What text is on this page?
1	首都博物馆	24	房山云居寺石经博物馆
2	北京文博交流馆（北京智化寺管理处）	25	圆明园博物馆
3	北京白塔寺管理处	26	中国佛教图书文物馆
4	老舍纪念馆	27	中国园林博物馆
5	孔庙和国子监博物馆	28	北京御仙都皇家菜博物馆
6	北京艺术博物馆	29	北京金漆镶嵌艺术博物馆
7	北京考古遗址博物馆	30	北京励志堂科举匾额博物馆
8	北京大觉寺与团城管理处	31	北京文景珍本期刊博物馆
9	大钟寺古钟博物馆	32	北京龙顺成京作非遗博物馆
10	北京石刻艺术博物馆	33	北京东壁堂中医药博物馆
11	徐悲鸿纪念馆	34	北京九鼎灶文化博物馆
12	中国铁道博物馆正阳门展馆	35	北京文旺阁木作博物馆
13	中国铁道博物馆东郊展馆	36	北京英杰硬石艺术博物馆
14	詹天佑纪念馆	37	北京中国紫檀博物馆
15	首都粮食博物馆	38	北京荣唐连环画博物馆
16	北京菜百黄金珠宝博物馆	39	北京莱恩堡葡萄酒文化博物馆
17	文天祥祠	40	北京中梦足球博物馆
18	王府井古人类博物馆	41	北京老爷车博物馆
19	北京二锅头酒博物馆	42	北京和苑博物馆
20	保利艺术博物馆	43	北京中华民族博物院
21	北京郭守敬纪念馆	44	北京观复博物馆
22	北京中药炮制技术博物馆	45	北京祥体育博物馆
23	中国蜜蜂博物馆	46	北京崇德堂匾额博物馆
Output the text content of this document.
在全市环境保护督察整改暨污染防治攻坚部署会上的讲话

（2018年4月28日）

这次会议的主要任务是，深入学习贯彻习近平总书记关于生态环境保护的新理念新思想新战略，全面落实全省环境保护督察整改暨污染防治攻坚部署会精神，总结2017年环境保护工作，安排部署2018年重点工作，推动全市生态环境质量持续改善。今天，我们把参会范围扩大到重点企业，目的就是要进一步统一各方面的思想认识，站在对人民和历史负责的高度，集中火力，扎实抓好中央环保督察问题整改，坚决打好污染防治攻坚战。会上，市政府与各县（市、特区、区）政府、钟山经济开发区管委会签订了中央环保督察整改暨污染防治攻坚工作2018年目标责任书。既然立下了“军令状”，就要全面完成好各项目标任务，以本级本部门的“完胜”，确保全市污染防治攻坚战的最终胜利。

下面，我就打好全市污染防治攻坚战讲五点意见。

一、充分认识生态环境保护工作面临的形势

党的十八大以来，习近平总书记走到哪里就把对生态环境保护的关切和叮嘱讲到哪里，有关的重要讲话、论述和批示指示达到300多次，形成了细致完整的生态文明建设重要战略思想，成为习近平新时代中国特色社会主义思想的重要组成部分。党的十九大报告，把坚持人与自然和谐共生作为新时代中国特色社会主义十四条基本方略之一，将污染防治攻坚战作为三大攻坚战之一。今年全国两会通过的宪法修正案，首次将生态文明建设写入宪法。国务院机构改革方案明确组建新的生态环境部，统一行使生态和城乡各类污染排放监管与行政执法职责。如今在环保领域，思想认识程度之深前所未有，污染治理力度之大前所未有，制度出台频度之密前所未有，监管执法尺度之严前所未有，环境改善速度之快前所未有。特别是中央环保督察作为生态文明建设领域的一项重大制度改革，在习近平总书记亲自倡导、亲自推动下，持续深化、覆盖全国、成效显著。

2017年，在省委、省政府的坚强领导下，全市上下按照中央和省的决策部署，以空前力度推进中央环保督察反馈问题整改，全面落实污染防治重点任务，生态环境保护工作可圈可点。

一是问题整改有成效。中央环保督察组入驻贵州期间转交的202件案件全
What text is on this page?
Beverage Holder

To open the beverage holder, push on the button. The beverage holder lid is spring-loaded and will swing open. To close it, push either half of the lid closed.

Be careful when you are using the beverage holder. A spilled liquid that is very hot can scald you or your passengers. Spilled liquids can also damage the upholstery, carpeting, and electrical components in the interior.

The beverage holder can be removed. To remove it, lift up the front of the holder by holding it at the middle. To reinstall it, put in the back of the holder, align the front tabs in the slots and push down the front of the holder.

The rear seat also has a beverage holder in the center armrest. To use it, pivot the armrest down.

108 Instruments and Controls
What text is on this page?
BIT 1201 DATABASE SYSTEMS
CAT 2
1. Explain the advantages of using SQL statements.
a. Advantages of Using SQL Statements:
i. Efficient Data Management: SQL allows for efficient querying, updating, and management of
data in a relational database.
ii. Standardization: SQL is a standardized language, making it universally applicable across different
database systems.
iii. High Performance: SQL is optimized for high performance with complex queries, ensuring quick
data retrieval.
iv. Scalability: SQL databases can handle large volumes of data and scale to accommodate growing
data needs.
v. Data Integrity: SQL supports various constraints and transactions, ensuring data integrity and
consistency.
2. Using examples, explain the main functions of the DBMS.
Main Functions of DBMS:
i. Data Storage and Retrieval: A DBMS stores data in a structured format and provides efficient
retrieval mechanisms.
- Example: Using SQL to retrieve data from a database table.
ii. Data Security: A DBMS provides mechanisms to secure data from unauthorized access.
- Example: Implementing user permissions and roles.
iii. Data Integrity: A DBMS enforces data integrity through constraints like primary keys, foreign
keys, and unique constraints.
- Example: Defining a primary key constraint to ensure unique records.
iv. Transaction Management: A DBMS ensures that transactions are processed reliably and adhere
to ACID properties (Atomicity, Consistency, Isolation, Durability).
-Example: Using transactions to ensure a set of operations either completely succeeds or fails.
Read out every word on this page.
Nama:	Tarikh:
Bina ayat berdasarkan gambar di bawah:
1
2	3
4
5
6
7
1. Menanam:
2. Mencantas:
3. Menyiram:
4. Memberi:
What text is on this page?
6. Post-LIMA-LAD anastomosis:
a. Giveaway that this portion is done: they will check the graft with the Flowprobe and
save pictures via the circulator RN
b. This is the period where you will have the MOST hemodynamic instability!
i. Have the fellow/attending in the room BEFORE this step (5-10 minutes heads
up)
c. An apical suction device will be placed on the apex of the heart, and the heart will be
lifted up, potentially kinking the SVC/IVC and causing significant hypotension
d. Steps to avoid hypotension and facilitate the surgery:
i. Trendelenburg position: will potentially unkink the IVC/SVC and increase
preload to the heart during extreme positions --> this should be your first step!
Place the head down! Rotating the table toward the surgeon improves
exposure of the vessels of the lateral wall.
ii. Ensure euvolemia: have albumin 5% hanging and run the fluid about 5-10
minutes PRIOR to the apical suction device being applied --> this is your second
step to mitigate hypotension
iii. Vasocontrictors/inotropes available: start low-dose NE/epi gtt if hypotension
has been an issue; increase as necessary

## [Task brief]
Copy out each record, keeping every word as it is.

## [Complete answer]
What text is on this page?
1	首都博物馆	24	房山云居寺石经博物馆
2	北京文博交流馆（北京智化寺管理处）	25	圆明园博物馆
3	北京白塔寺管理处	26	中国佛教图书文物馆
4	老舍纪念馆	27	中国园林博物馆
5	孔庙和国子监博物馆	28	北京御仙都皇家菜博物馆
6	北京艺术博物馆	29	北京金漆镶嵌艺术博物馆
7	北京考古遗址博物馆	30	北京励志堂科举匾额博物馆
8	北京大觉寺与团城管理处	31	北京文景珍本期刊博物馆
9	大钟寺古钟博物馆	32	北京龙顺成京作非遗博物馆
10	北京石刻艺术博物馆	33	北京东壁堂中医药博物馆
11	徐悲鸿纪念馆	34	北京九鼎灶文化博物馆
12	中国铁道博物馆正阳门展馆	35	北京文旺阁木作博物馆
13	中国铁道博物馆东郊展馆	36	北京英杰硬石艺术博物馆
14	詹天佑纪念馆	37	北京中国紫檀博物馆
15	首都粮食博物馆	38	北京荣唐连环画博物馆
16	北京菜百黄金珠宝博物馆	39	北京莱恩堡葡萄酒文化博物馆
17	文天祥祠	40	北京中梦足球博物馆
18	王府井古人类博物馆	41	北京老爷车博物馆
19	北京二锅头酒博物馆	42	北京和苑博物馆
20	保利艺术博物馆	43	北京中华民族博物院
21	北京郭守敬纪念馆	44	北京观复博物馆
22	北京中药炮制技术博物馆	45	北京祥体育博物馆
23	中国蜜蜂博物馆	46	北京崇德堂匾额博物馆
Output the text content of this document.
在全市环境保护督察整改暨污染防治攻坚部署会上的讲话

（2018年4月28日）

这次会议的主要任务是，深入学习贯彻习近平总书记关于生态环境保护的新理念新思想新战略，全面落实全省环境保护督察整改暨污染防治攻坚部署会精神，总结2017年环境保护工作，安排部署2018年重点工作，推动全市生态环境质量持续改善。今天，我们把参会范围扩大到重点企业，目的就是要进一步统一各方面的思想认识，站在对人民和历史负责的高度，集中火力，扎实抓好中央环保督察问题整改，坚决打好污染防治攻坚战。会上，市政府与各县（市、特区、区）政府、钟山经济开发区管委会签订了中央环保督察整改暨污染防治攻坚工作2018年目标责任书。既然立下了“军令状”，就要全面完成好各项目标任务，以本级本部门的“完胜”，确保全市污染防治攻坚战的最终胜利。

下面，我就打好全市污染防治攻坚战讲五点意见。

一、充分认识生态环境保护工作面临的形势

党的十八大以来，习近平总书记走到哪里就把对生态环境保护的关切和叮嘱讲到哪里，有关的重要讲话、论述和批示指示达到300多次，形成了细致完整的生态文明建设重要战略思想，成为习近平新时代中国特色社会主义思想的重要组成部分。党的十九大报告，把坚持人与自然和谐共生作为新时代中国特色社会主义十四条基本方略之一，将污染防治攻坚战作为三大攻坚战之一。今年全国两会通过的宪法修正案，首次将生态文明建设写入宪法。国务院机构改革方案明确组建新的生态环境部，统一行使生态和城乡各类污染排放监管与行政执法职责。如今在环保领域，思想认识程度之深前所未有，污染治理力度之大前所未有，制度出台频度之密前所未有，监管执法尺度之严前所未有，环境改善速度之快前所未有。特别是中央环保督察作为生态文明建设领域的一项重大制度改革，在习近平总书记亲自倡导、亲自推动下，持续深化、覆盖全国、成效显著。

2017年，在省委、省政府的坚强领导下，全市上下按照中央和省的决策部署，以空前力度推进中央环保督察反馈问题整改，全面落实污染防治重点任务，生态环境保护工作可圈可点。

一是问题整改有成效。中央环保督察组入驻贵州期间转交的202件案件全
What text is on this page?
Beverage Holder

To open the beverage holder, push on the button. The beverage holder lid is spring-loaded and will swing open. To close it, push either half of the lid closed.

Be careful when you are using the beverage holder. A spilled liquid that is very hot can scald you or your passengers. Spilled liquids can also damage the upholstery, carpeting, and electrical components in the interior.

The beverage holder can be removed. To remove it, lift up the front of the holder by holding it at the middle. To reinstall it, put in the back of the holder, align the front tabs in the slots and push down the front of the holder.

The rear seat also has a beverage holder in the center armrest. To use it, pivot the armrest down.

108 Instruments and Controls
What text is on this page?
BIT 1201 DATABASE SYSTEMS
CAT 2
1. Explain the advantages of using SQL statements.
a. Advantages of Using SQL Statements:
i. Efficient Data Management: SQL allows for efficient querying, updating, and management of
data in a relational database.
ii. Standardization: SQL is a standardized language, making it universally applicable across different
database systems.
iii. High Performance: SQL is optimized for high performance with complex queries, ensuring quick
data retrieval.
iv. Scalability: SQL databases can handle large volumes of data and scale to accommodate growing
data needs.
v. Data Integrity: SQL supports various constraints and transactions, ensuring data integrity and
consistency.
2. Using examples, explain the main functions of the DBMS.
Main Functions of DBMS:
i. Data Storage and Retrieval: A DBMS stores data in a structured format and provides efficient
retrieval mechanisms.
- Example: Using SQL to retrieve data from a database table.
ii. Data Security: A DBMS provides mechanisms to secure data from unauthorized access.
- Example: Implementing user permissions and roles.
iii. Data Integrity: A DBMS enforces data integrity through constraints like primary keys, foreign
keys, and unique constraints.
- Example: Defining a primary key constraint to ensure unique records.
iv. Transaction Management: A DBMS ensures that transactions are processed reliably and adhere
to ACID properties (Atomicity, Consistency, Isolation, Durability).
-Example: Using transactions to ensure a set of operations either completely succeeds or fails.
Read out every word on this page.
Nama:	Tarikh:
Bina ayat berdasarkan gambar di bawah:
1
2	3
4
5
6
7
1. Menanam:
2. Mencantas:
3. Menyiram:
4. Memberi:
What text is on this page?
6. Post-LIMA-LAD anastomosis:
a. Giveaway that this portion is done: they will check the graft with the Flowprobe and
save pictures via the circulator RN
b. This is the period where you will have the MOST hemodynamic instability!
i. Have the fellow/attending in the room BEFORE this step (5-10 minutes heads
up)
c. An apical suction device will be placed on the apex of the heart, and the heart will be
lifted up, potentially kinking the SVC/IVC and causing significant hypotension
d. Steps to avoid hypotension and facilitate the surgery:
i. Trendelenburg position: will potentially unkink the IVC/SVC and increase
preload to the heart during extreme positions --> this should be your first step!
Place the head down! Rotating the table toward the surgeon improves
exposure of the vessels of the lateral wall.
ii. Ensure euvolemia: have albumin 5% hanging and run the fluid about 5-10
minutes PRIOR to the apical suction device being applied --> this is your second
step to mitigate hypotension
iii. Vasocontrictors/inotropes available: start low-dose NE/epi gtt if hypotension
has been an issue; increase as necessary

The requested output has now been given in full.